REQUIREMENT
Copy every line of the material below word for word.

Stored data
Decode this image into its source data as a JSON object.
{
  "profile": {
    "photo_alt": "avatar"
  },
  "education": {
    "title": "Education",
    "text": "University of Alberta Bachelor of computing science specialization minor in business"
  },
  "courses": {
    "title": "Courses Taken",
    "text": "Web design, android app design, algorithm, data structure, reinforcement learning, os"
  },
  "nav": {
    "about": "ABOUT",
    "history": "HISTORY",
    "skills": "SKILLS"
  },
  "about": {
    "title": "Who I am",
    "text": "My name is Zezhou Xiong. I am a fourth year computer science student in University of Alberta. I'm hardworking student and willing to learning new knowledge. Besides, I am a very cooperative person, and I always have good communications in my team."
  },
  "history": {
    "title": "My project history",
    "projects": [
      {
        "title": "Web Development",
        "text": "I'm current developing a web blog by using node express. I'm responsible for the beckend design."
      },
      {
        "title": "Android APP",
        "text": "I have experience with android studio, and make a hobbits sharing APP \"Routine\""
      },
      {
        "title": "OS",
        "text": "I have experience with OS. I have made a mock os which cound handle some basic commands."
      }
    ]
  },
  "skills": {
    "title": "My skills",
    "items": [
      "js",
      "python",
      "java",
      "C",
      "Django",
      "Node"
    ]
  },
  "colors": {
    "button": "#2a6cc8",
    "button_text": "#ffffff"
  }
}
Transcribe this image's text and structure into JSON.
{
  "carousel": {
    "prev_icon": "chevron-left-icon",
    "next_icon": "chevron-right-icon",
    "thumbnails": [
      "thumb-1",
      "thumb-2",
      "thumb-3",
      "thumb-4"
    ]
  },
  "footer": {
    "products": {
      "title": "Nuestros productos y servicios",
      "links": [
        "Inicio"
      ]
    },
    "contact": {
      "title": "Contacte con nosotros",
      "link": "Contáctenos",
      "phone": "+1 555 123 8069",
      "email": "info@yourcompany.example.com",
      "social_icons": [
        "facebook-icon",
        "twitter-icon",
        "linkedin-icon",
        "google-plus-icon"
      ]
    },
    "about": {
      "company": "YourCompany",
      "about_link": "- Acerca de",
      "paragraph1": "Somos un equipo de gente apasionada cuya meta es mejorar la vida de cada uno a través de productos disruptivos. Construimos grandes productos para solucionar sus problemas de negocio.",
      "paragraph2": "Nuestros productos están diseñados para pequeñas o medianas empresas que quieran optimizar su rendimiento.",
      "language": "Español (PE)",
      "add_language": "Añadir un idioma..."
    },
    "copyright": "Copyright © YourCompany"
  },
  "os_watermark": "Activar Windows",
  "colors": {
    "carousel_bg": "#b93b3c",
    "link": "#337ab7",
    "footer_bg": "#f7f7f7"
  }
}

TASK SOLUTION
Decode this image into its source data as a JSON object.
{
  "profile": {
    "photo_alt": "avatar"
  },
  "education": {
    "title": "Education",
    "text": "University of Alberta Bachelor of computing science specialization minor in business"
  },
  "courses": {
    "title": "Courses Taken",
    "text": "Web design, android app design, algorithm, data structure, reinforcement learning, os"
  },
  "nav": {
    "about": "ABOUT",
    "history": "HISTORY",
    "skills": "SKILLS"
  },
  "about": {
    "title": "Who I am",
    "text": "My name is Zezhou Xiong. I am a fourth year computer science student in University of Alberta. I'm hardworking student and willing to learning new knowledge. Besides, I am a very cooperative person, and I always have good communications in my team."
  },
  "history": {
    "title": "My project history",
    "projects": [
      {
        "title": "Web Development",
        "text": "I'm current developing a web blog by using node express. I'm responsible for the beckend design."
      },
      {
        "title": "Android APP",
        "text": "I have experience with android studio, and make a hobbits sharing APP \"Routine\""
      },
      {
        "title": "OS",
        "text": "I have experience with OS. I have made a mock os which cound handle some basic commands."
      }
    ]
  },
  "skills": {
    "title": "My skills",
    "items": [
      "js",
      "python",
      "java",
      "C",
      "Django",
      "Node"
    ]
  },
  "colors": {
    "button": "#2a6cc8",
    "button_text": "#ffffff"
  }
}
Transcribe this image's text and structure into JSON.
{
  "carousel": {
    "prev_icon": "chevron-left-icon",
    "next_icon": "chevron-right-icon",
    "thumbnails": [
      "thumb-1",
      "thumb-2",
      "thumb-3",
      "thumb-4"
    ]
  },
  "footer": {
    "products": {
      "title": "Nuestros productos y servicios",
      "links": [
        "Inicio"
      ]
    },
    "contact": {
      "title": "Contacte con nosotros",
      "link": "Contáctenos",
      "phone": "+1 555 123 8069",
      "email": "info@yourcompany.example.com",
      "social_icons": [
        "facebook-icon",
        "twitter-icon",
        "linkedin-icon",
        "google-plus-icon"
      ]
    },
    "about": {
      "company": "YourCompany",
      "about_link": "- Acerca de",
      "paragraph1": "Somos un equipo de gente apasionada cuya meta es mejorar la vida de cada uno a través de productos disruptivos. Construimos grandes productos para solucionar sus problemas de negocio.",
      "paragraph2": "Nuestros productos están diseñados para pequeñas o medianas empresas que quieran optimizar su rendimiento.",
      "language": "Español (PE)",
      "add_language": "Añadir un idioma..."
    },
    "copyright": "Copyright © YourCompany"
  },
  "os_watermark": "Activar Windows",
  "colors": {
    "carousel_bg": "#b93b3c",
    "link": "#337ab7",
    "footer_bg": "#f7f7f7"
  }
}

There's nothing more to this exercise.